---------- Input
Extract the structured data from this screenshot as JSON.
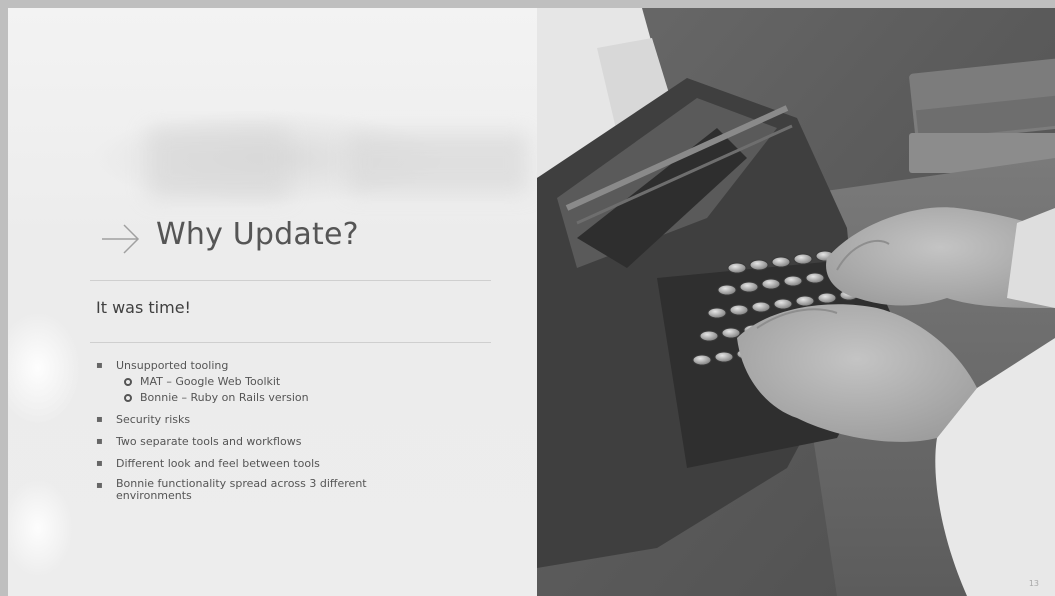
{
  "slide": {
    "title": "Why Update?",
    "subtitle": "It was time!",
    "bullets": [
      {
        "text": "Unsupported tooling",
        "subs": [
          "MAT – Google Web Toolkit",
          "Bonnie – Ruby on Rails version"
        ]
      },
      {
        "text": "Security risks"
      },
      {
        "text": "Two separate tools and workflows"
      },
      {
        "text": "Different look and feel between tools"
      },
      {
        "text": "Bonnie functionality spread across 3 different environments"
      }
    ],
    "page_number": "13"
  },
  "icons": {
    "title_icon": "arrow-right-icon",
    "bullet_icon": "square-bullet-icon",
    "sub_bullet_icon": "hollow-circle-icon"
  },
  "image": "typewriter-hands-photo"
}
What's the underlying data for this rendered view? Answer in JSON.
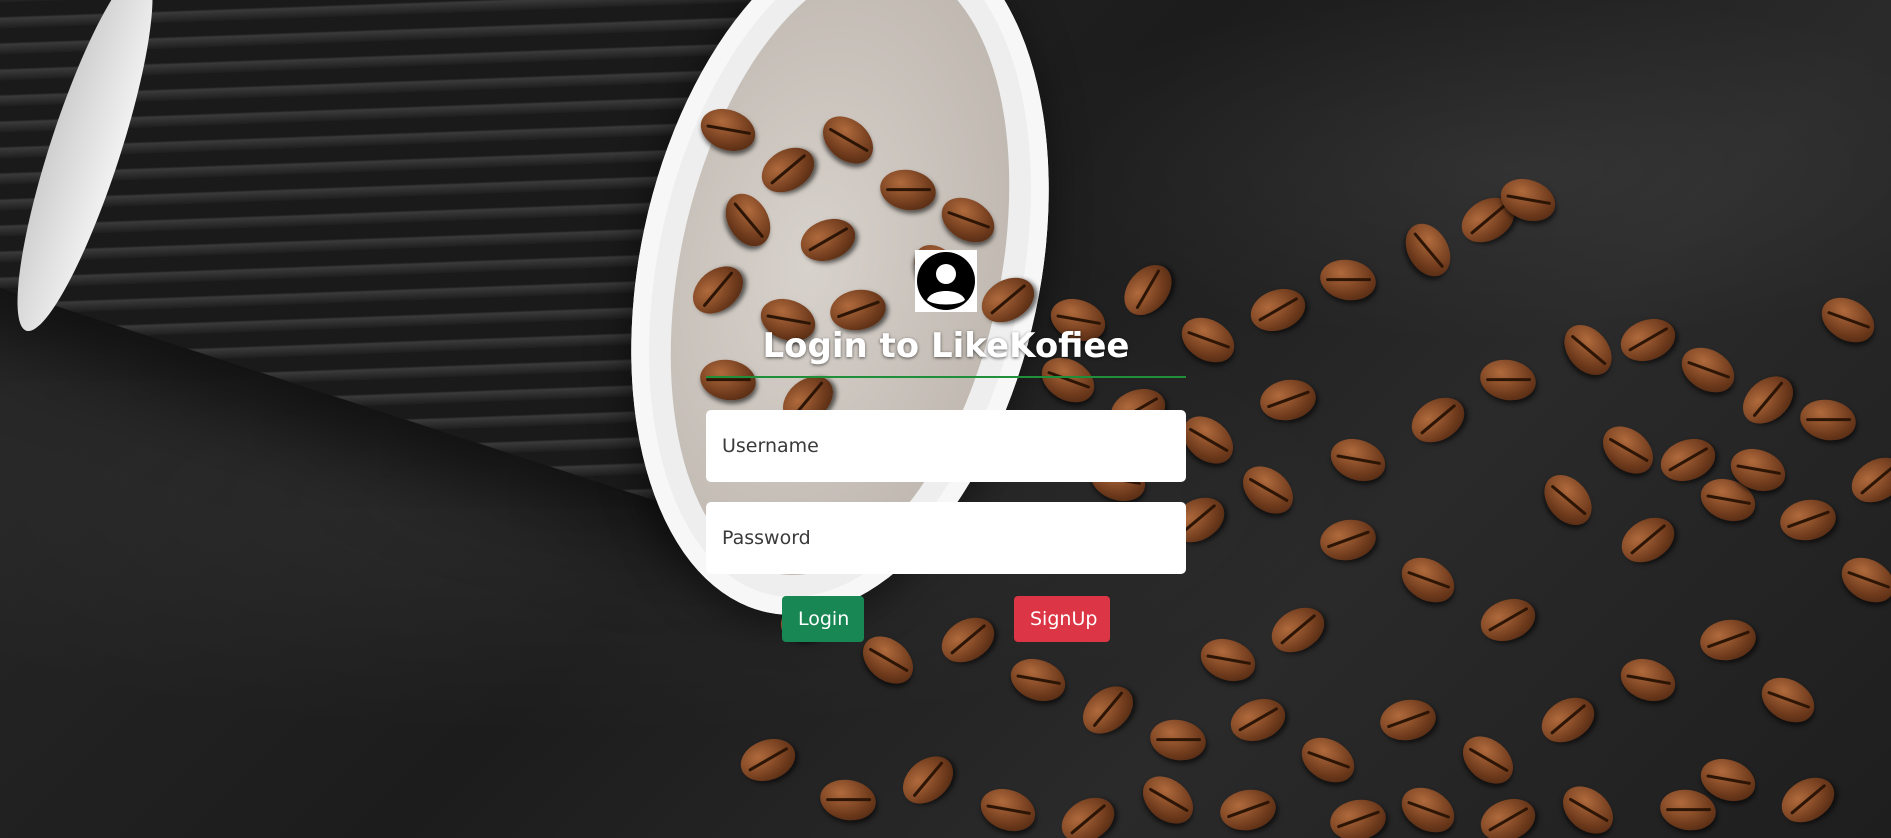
{
  "page": {
    "title": "Login to LikeKofiee"
  },
  "form": {
    "username_placeholder": "Username",
    "username_value": "",
    "password_placeholder": "Password",
    "password_value": "",
    "login_label": "Login",
    "signup_label": "SignUp"
  },
  "icons": {
    "avatar": "user-circle-icon"
  },
  "colors": {
    "divider": "#1f8f3a",
    "login_button": "#198754",
    "signup_button": "#dc3545",
    "title_text": "#ffffff"
  }
}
--------------------
# [To be done]
In the data above, find the line with "What's the underlying" and repeat it and every line after it through the end, exactly; leave the pictures out.

# [Result below]
What's the underlying data for this rendered view? Answer in JSON.
{
  "page": {
    "title": "Login to LikeKofiee"
  },
  "form": {
    "username_placeholder": "Username",
    "username_value": "",
    "password_placeholder": "Password",
    "password_value": "",
    "login_label": "Login",
    "signup_label": "SignUp"
  },
  "icons": {
    "avatar": "user-circle-icon"
  },
  "colors": {
    "divider": "#1f8f3a",
    "login_button": "#198754",
    "signup_button": "#dc3545",
    "title_text": "#ffffff"
  }
}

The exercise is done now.